Start Source document
Friday, November 29, 2013

Archdiocese of Chicago Reaches Settlement in Abuse Case, Issues Corrections Following SNAP Press Conference

Cardinal Francis George
Archbishop of Chicago

The Archdiocese of Chicago has reached a settlement in a sexual abuse survivor case involving a former priest.  The Archdiocese agreed to pay $2.3 million to the victim.  The settlement also calls for the Archdiocese to release on January 15 their confidential files regarding allegations of sexual abuse against a total of 30 priests. The files will reveal how well Church officials responded to the allegations. 

The Chicago Sun-Times has the story:
A $2.3 million settlement in a sexual abuse survivor case involving a former priest and filed against the Archdiocese of Chicago and Cardinal Francis George was announced by attorneys Tuesday.
The victim, identified only as John Doe, is now in his early 20s, and was sexually abused in his pre-teen and early teen years by Daniel McCormack between 2004 and 2006, according to the lawsuit.
The lawsuit alleged “McCormack would invite the plaintiff inside the rectory of St. Agatha Catholic Church, where he would sit plaintiff on his lap, unzip his pants and fondle” the plaintiff.
It also alleged that the defendants “knew or should have known of McCormack’s dangerous and exploitative propensities as a child molester.”
Read the rest here.  

Barbara Blaine
President of SNAP
Following the announcement of the settlement, the Survivors Network of those Abused by Priests (SNAP) held a press conference on November 26.  Barbara Blaine, president of SNAP, made a number of charges against the Archdiocese of Chicago for its handling of the case.  

The Archdiocese of Chicago issued a statement on November 27, correcting many of the errors which Ms. Blaine had made in talking with the press.  The Archdiocesan statement is included here in its entirety.  

Response of the Archdiocese of Chicago to statements
made during Jeff Anderson's November 26, 2013 press conference November 27, 2013
The Archdiocese of Chicago would  like to respond to several statements made during the November 26, 2013 press conference held by attorneys Jeff Anderson and Marc Pearlman, and founder and president of SNAP Barbara Blaine.

§  Statement by Barbara Blaine: “We believe the Archdiocese has a responsibility to disclose the whereabouts of these individuals. … We believe that they [the Archdiocese] have the resources to identify and find that out, and most of them are still receiving payments from the Archdiocese and are on the payroll, and their whereabouts should be made known.
End Source document
Start Data excerpt
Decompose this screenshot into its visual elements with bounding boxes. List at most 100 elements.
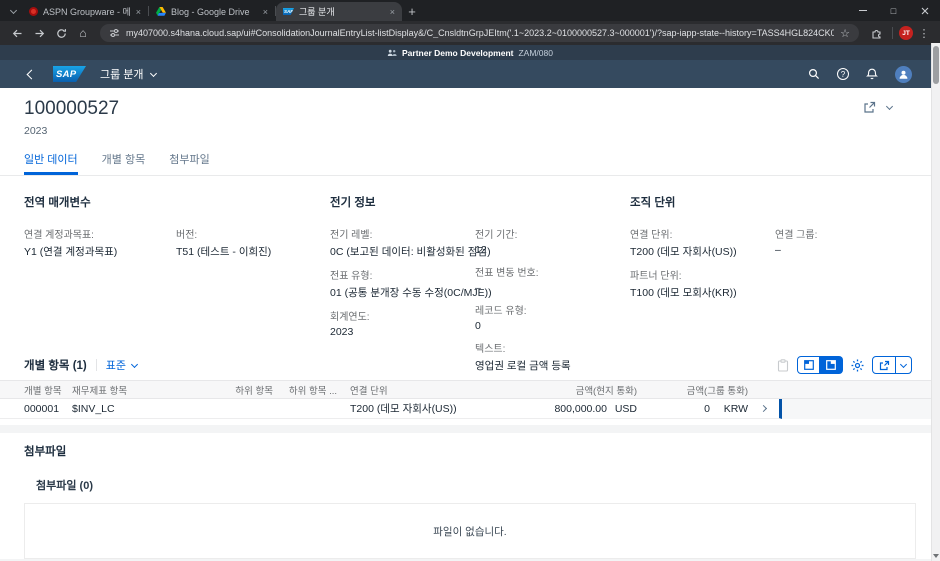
End Data excerpt
What the exercise asks →
Please answer from the settlement article: how much did the Archdiocese of Chicago agree to pay the victim? These lines have nothing to do with the settlement article.

Result below →
$2.3 million